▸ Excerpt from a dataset
Start
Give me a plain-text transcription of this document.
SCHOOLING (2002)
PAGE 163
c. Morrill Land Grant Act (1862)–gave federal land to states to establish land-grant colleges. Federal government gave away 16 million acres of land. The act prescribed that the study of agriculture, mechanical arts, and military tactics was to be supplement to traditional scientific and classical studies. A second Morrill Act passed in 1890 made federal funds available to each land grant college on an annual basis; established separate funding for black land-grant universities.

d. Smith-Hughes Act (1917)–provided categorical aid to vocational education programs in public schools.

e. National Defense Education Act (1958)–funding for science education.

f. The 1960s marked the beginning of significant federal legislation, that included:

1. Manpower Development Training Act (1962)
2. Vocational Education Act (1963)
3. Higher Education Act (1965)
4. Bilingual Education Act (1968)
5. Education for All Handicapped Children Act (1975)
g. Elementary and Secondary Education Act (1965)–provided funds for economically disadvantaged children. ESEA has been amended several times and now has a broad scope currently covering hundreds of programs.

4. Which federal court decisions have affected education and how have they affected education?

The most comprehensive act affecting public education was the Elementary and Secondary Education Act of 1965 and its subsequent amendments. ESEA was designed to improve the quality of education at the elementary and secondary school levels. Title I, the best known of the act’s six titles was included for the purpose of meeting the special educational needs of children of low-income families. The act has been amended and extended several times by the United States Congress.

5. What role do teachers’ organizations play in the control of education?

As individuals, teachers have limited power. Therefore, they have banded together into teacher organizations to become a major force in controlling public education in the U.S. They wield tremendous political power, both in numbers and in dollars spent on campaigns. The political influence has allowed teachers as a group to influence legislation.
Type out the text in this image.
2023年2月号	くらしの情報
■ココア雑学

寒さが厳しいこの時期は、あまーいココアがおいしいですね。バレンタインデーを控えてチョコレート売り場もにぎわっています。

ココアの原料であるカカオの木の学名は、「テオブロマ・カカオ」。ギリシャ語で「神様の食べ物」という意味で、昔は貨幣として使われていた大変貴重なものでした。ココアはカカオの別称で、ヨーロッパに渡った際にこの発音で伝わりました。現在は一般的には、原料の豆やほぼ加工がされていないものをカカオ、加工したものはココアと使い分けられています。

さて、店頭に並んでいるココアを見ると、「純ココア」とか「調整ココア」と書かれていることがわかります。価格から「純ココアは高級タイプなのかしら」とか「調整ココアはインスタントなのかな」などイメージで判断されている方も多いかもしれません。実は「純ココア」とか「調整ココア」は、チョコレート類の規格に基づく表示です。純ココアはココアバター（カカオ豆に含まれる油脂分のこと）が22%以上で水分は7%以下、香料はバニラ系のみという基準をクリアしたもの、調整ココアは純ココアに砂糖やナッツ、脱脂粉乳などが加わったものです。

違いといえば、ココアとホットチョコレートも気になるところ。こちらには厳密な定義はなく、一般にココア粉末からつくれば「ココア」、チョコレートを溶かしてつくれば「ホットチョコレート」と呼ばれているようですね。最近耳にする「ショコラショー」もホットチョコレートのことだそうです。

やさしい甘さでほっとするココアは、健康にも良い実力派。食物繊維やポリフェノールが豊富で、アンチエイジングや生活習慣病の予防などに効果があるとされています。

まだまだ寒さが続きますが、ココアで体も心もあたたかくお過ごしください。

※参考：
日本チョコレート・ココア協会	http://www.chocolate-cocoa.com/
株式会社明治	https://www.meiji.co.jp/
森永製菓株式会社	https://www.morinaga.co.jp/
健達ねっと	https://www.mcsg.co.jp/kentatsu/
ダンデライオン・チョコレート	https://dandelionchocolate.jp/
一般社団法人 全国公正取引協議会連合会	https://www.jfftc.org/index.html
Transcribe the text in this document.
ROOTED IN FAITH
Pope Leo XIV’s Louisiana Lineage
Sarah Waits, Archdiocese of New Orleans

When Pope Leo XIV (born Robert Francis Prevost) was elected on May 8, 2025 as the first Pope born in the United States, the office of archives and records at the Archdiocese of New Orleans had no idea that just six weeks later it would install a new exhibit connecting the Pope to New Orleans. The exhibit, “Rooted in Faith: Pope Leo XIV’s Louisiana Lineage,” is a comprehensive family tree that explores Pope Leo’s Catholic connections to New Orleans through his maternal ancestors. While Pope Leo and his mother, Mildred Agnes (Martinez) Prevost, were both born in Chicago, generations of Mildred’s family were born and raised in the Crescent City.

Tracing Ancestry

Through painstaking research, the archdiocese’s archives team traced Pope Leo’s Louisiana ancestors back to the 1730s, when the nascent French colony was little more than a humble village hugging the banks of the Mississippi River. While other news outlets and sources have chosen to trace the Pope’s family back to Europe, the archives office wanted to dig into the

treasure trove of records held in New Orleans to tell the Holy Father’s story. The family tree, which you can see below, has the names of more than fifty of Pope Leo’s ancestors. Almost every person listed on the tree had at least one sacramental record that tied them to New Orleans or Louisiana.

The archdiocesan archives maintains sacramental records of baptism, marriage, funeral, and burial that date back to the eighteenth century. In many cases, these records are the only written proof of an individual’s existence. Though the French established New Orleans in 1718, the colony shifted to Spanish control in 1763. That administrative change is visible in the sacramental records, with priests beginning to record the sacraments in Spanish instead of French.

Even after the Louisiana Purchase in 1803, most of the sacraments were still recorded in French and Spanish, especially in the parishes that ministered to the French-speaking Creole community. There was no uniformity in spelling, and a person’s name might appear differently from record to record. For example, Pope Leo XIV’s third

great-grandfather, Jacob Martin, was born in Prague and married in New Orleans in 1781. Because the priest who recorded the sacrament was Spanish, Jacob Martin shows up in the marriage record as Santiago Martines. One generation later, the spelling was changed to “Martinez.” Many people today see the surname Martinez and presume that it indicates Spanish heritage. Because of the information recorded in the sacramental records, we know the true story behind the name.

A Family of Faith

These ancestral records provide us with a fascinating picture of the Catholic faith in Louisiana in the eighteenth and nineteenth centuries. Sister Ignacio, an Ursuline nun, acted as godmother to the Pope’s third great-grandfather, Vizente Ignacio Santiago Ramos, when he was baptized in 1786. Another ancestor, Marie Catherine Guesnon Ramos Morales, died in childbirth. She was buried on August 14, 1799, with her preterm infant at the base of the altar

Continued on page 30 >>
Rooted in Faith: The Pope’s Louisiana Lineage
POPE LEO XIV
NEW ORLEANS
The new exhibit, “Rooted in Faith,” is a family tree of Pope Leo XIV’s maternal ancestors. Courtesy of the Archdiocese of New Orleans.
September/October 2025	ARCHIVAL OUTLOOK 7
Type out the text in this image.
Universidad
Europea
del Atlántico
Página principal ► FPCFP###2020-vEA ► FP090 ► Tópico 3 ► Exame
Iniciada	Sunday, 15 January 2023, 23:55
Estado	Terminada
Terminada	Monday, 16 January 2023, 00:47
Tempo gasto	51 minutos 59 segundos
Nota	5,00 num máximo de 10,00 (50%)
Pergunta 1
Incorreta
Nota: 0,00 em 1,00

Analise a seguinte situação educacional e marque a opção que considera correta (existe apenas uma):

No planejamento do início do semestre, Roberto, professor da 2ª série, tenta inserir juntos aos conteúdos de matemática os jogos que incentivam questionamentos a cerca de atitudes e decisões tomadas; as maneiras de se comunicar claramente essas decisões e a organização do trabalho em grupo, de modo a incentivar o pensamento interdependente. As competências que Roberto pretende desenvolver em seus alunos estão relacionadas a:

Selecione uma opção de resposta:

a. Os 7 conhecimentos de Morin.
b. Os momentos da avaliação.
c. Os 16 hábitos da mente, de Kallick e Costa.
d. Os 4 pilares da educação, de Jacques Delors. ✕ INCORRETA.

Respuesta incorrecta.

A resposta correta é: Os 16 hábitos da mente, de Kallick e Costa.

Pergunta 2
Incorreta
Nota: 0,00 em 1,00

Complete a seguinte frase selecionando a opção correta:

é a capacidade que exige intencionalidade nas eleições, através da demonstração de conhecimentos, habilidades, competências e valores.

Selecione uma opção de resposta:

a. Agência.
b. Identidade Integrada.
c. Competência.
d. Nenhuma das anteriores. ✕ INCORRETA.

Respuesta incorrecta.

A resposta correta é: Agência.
End
▸ PROMPT
Return each line of the data that contains the string "teachers".

▸ REPLY TO THE EXERCISE
5. What role do teachers’ organizations play in the control of education?
As individuals, teachers have limited power. Therefore, they have banded together into teacher organizations to become a major force in controlling public education in the U.S. They wield tremendous political power, both in numbers and in dollars spent on campaigns. The political influence has allowed teachers as a group to influence legislation.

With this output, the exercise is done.